[What to do]
Would you output the whole listing below, exactly as it reads?

[Supplied material]
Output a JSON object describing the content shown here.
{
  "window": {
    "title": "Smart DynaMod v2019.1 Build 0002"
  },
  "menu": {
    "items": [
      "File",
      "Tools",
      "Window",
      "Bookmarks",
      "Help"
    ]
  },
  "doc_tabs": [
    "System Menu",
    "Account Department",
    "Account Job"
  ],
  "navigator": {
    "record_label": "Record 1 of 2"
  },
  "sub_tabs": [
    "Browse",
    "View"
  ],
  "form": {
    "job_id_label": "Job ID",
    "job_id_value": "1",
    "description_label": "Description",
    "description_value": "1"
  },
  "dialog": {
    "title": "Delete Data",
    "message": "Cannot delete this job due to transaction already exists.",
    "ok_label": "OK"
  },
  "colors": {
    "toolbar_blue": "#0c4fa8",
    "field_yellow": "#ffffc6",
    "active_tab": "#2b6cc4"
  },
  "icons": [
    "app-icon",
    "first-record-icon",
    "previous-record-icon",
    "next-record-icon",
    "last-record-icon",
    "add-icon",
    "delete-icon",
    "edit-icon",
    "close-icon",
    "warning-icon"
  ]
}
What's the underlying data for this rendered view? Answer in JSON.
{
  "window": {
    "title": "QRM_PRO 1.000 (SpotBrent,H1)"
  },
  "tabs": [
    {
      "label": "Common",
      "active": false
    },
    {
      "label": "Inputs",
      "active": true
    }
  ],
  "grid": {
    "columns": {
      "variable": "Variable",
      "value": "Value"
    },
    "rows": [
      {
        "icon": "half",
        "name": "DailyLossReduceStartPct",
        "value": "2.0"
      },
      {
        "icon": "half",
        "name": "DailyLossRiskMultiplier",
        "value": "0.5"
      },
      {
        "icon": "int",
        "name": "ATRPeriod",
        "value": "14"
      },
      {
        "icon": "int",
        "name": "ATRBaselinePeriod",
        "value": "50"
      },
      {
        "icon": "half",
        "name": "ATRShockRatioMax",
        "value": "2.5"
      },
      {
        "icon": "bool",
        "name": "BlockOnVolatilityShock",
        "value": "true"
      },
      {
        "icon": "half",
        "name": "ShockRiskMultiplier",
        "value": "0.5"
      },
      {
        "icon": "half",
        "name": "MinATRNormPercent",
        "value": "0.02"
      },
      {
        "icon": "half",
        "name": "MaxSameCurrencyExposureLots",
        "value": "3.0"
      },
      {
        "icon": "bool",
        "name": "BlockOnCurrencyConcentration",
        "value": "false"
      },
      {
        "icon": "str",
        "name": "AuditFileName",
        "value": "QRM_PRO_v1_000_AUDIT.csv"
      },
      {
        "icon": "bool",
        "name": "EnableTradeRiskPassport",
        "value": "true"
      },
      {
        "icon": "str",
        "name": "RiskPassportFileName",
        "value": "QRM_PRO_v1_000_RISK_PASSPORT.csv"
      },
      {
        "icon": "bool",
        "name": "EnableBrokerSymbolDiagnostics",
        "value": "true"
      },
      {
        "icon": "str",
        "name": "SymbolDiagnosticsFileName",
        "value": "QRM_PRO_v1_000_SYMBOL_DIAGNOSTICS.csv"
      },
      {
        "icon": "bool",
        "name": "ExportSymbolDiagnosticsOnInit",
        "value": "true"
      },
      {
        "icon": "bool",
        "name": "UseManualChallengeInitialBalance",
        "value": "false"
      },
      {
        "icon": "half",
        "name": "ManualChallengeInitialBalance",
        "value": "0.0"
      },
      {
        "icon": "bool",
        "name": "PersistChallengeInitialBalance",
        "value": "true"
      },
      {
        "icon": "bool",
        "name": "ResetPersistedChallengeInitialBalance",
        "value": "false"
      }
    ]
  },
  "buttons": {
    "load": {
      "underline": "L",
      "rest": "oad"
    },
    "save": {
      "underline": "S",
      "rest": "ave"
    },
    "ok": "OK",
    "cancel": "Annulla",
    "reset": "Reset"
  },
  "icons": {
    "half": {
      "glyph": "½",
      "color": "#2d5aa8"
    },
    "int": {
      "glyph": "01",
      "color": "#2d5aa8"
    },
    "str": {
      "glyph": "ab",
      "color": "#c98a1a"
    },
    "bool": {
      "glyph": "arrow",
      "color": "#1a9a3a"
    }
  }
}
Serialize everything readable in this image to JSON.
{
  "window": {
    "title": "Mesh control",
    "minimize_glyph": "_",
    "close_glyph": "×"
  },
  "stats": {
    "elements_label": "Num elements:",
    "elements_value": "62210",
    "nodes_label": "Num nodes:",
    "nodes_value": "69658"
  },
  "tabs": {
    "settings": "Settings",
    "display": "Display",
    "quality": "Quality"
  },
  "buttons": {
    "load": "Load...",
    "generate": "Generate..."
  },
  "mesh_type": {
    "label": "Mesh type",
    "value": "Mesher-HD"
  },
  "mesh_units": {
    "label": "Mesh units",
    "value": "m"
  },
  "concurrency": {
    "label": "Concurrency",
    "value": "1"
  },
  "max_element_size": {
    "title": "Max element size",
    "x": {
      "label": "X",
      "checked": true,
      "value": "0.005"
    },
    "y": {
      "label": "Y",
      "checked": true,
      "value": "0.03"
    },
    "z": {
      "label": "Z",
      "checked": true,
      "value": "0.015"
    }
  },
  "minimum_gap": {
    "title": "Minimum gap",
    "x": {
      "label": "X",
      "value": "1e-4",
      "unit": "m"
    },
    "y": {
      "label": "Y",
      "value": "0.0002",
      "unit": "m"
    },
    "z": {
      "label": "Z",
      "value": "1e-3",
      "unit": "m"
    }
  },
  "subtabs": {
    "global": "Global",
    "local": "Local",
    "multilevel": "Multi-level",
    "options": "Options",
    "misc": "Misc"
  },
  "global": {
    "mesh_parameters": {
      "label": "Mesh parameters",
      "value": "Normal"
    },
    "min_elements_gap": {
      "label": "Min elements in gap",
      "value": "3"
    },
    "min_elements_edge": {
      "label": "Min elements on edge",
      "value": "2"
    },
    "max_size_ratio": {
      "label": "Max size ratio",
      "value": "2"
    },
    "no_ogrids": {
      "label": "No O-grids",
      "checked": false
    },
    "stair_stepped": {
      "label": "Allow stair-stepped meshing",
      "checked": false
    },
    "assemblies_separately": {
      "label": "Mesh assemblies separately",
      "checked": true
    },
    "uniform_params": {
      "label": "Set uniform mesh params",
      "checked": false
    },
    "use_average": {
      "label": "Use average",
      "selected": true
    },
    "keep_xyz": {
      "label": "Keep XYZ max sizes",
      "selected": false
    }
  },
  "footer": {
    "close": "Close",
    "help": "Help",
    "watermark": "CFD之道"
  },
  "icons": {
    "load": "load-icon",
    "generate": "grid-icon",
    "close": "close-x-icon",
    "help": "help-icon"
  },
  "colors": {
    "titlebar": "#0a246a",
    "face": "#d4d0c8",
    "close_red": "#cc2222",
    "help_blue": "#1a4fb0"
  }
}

[Final result]
Output a JSON object describing the content shown here.
{
  "window": {
    "title": "Smart DynaMod v2019.1 Build 0002"
  },
  "menu": {
    "items": [
      "File",
      "Tools",
      "Window",
      "Bookmarks",
      "Help"
    ]
  },
  "doc_tabs": [
    "System Menu",
    "Account Department",
    "Account Job"
  ],
  "navigator": {
    "record_label": "Record 1 of 2"
  },
  "sub_tabs": [
    "Browse",
    "View"
  ],
  "form": {
    "job_id_label": "Job ID",
    "job_id_value": "1",
    "description_label": "Description",
    "description_value": "1"
  },
  "dialog": {
    "title": "Delete Data",
    "message": "Cannot delete this job due to transaction already exists.",
    "ok_label": "OK"
  },
  "colors": {
    "toolbar_blue": "#0c4fa8",
    "field_yellow": "#ffffc6",
    "active_tab": "#2b6cc4"
  },
  "icons": [
    "app-icon",
    "first-record-icon",
    "previous-record-icon",
    "next-record-icon",
    "last-record-icon",
    "add-icon",
    "delete-icon",
    "edit-icon",
    "close-icon",
    "warning-icon"
  ]
}
What's the underlying data for this rendered view? Answer in JSON.
{
  "window": {
    "title": "QRM_PRO 1.000 (SpotBrent,H1)"
  },
  "tabs": [
    {
      "label": "Common",
      "active": false
    },
    {
      "label": "Inputs",
      "active": true
    }
  ],
  "grid": {
    "columns": {
      "variable": "Variable",
      "value": "Value"
    },
    "rows": [
      {
        "icon": "half",
        "name": "DailyLossReduceStartPct",
        "value": "2.0"
      },
      {
        "icon": "half",
        "name": "DailyLossRiskMultiplier",
        "value": "0.5"
      },
      {
        "icon": "int",
        "name": "ATRPeriod",
        "value": "14"
      },
      {
        "icon": "int",
        "name": "ATRBaselinePeriod",
        "value": "50"
      },
      {
        "icon": "half",
        "name": "ATRShockRatioMax",
        "value": "2.5"
      },
      {
        "icon": "bool",
        "name": "BlockOnVolatilityShock",
        "value": "true"
      },
      {
        "icon": "half",
        "name": "ShockRiskMultiplier",
        "value": "0.5"
      },
      {
        "icon": "half",
        "name": "MinATRNormPercent",
        "value": "0.02"
      },
      {
        "icon": "half",
        "name": "MaxSameCurrencyExposureLots",
        "value": "3.0"
      },
      {
        "icon": "bool",
        "name": "BlockOnCurrencyConcentration",
        "value": "false"
      },
      {
        "icon": "str",
        "name": "AuditFileName",
        "value": "QRM_PRO_v1_000_AUDIT.csv"
      },
      {
        "icon": "bool",
        "name": "EnableTradeRiskPassport",
        "value": "true"
      },
      {
        "icon": "str",
        "name": "RiskPassportFileName",
        "value": "QRM_PRO_v1_000_RISK_PASSPORT.csv"
      },
      {
        "icon": "bool",
        "name": "EnableBrokerSymbolDiagnostics",
        "value": "true"
      },
      {
        "icon": "str",
        "name": "SymbolDiagnosticsFileName",
        "value": "QRM_PRO_v1_000_SYMBOL_DIAGNOSTICS.csv"
      },
      {
        "icon": "bool",
        "name": "ExportSymbolDiagnosticsOnInit",
        "value": "true"
      },
      {
        "icon": "bool",
        "name": "UseManualChallengeInitialBalance",
        "value": "false"
      },
      {
        "icon": "half",
        "name": "ManualChallengeInitialBalance",
        "value": "0.0"
      },
      {
        "icon": "bool",
        "name": "PersistChallengeInitialBalance",
        "value": "true"
      },
      {
        "icon": "bool",
        "name": "ResetPersistedChallengeInitialBalance",
        "value": "false"
      }
    ]
  },
  "buttons": {
    "load": {
      "underline": "L",
      "rest": "oad"
    },
    "save": {
      "underline": "S",
      "rest": "ave"
    },
    "ok": "OK",
    "cancel": "Annulla",
    "reset": "Reset"
  },
  "icons": {
    "half": {
      "glyph": "½",
      "color": "#2d5aa8"
    },
    "int": {
      "glyph": "01",
      "color": "#2d5aa8"
    },
    "str": {
      "glyph": "ab",
      "color": "#c98a1a"
    },
    "bool": {
      "glyph": "arrow",
      "color": "#1a9a3a"
    }
  }
}
Serialize everything readable in this image to JSON.
{
  "window": {
    "title": "Mesh control",
    "minimize_glyph": "_",
    "close_glyph": "×"
  },
  "stats": {
    "elements_label": "Num elements:",
    "elements_value": "62210",
    "nodes_label": "Num nodes:",
    "nodes_value": "69658"
  },
  "tabs": {
    "settings": "Settings",
    "display": "Display",
    "quality": "Quality"
  },
  "buttons": {
    "load": "Load...",
    "generate": "Generate..."
  },
  "mesh_type": {
    "label": "Mesh type",
    "value": "Mesher-HD"
  },
  "mesh_units": {
    "label": "Mesh units",
    "value": "m"
  },
  "concurrency": {
    "label": "Concurrency",
    "value": "1"
  },
  "max_element_size": {
    "title": "Max element size",
    "x": {
      "label": "X",
      "checked": true,
      "value": "0.005"
    },
    "y": {
      "label": "Y",
      "checked": true,
      "value": "0.03"
    },
    "z": {
      "label": "Z",
      "checked": true,
      "value": "0.015"
    }
  },
  "minimum_gap": {
    "title": "Minimum gap",
    "x": {
      "label": "X",
      "value": "1e-4",
      "unit": "m"
    },
    "y": {
      "label": "Y",
      "value": "0.0002",
      "unit": "m"
    },
    "z": {
      "label": "Z",
      "value": "1e-3",
      "unit": "m"
    }
  },
  "subtabs": {
    "global": "Global",
    "local": "Local",
    "multilevel": "Multi-level",
    "options": "Options",
    "misc": "Misc"
  },
  "global": {
    "mesh_parameters": {
      "label": "Mesh parameters",
      "value": "Normal"
    },
    "min_elements_gap": {
      "label": "Min elements in gap",
      "value": "3"
    },
    "min_elements_edge": {
      "label": "Min elements on edge",
      "value": "2"
    },
    "max_size_ratio": {
      "label": "Max size ratio",
      "value": "2"
    },
    "no_ogrids": {
      "label": "No O-grids",
      "checked": false
    },
    "stair_stepped": {
      "label": "Allow stair-stepped meshing",
      "checked": false
    },
    "assemblies_separately": {
      "label": "Mesh assemblies separately",
      "checked": true
    },
    "uniform_params": {
      "label": "Set uniform mesh params",
      "checked": false
    },
    "use_average": {
      "label": "Use average",
      "selected": true
    },
    "keep_xyz": {
      "label": "Keep XYZ max sizes",
      "selected": false
    }
  },
  "footer": {
    "close": "Close",
    "help": "Help",
    "watermark": "CFD之道"
  },
  "icons": {
    "load": "load-icon",
    "generate": "grid-icon",
    "close": "close-x-icon",
    "help": "help-icon"
  },
  "colors": {
    "titlebar": "#0a246a",
    "face": "#d4d0c8",
    "close_red": "#cc2222",
    "help_blue": "#1a4fb0"
  }
}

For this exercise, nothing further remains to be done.